Copy out each of the lines below word for word, leaving out the pictures.

[Begin]

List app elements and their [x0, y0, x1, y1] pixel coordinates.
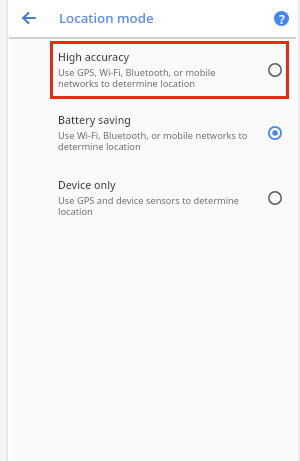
staticText: ? — [279, 11, 285, 26]
button[interactable]: Device only — [0, 170, 300, 233]
staticText: Use Wi-Fi, Bluetooth, or mobile networks… — [58, 129, 248, 153]
staticText: Use GPS, Wi-Fi, Bluetooth, or mobile net… — [58, 66, 216, 90]
staticText: Use GPS and device sensors to determine … — [58, 194, 240, 218]
staticText: Device only — [58, 178, 116, 192]
staticText: Location mode — [59, 9, 154, 27]
button[interactable]: Help — [269, 6, 293, 30]
staticText: Battery saving — [58, 113, 131, 127]
button[interactable]: Battery saving — [0, 105, 300, 168]
staticText: High accuracy — [58, 50, 129, 64]
button[interactable]: High accuracy — [0, 42, 300, 105]
button[interactable]: Back — [16, 6, 40, 30]
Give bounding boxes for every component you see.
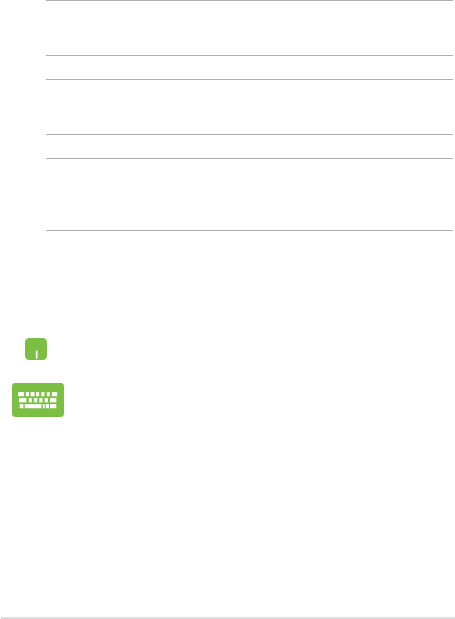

[End]

* [REPLY]
List app elements and their [x0, y0, x1, y1] pixel coordinates.
staticText: ? — [279, 11, 285, 26]
button[interactable]: Device only — [0, 170, 300, 233]
staticText: Use Wi-Fi, Bluetooth, or mobile networks… — [58, 129, 248, 153]
staticText: Use GPS, Wi-Fi, Bluetooth, or mobile net… — [58, 66, 216, 90]
staticText: Use GPS and device sensors to determine … — [58, 194, 240, 218]
staticText: Device only — [58, 178, 116, 192]
staticText: Location mode — [59, 9, 154, 27]
button[interactable]: Help — [269, 6, 293, 30]
staticText: Battery saving — [58, 113, 131, 127]
button[interactable]: Battery saving — [0, 105, 300, 168]
staticText: High accuracy — [58, 50, 129, 64]
button[interactable]: High accuracy — [0, 42, 300, 105]
button[interactable]: Back — [16, 6, 40, 30]
Give bounding boxes for every component you see.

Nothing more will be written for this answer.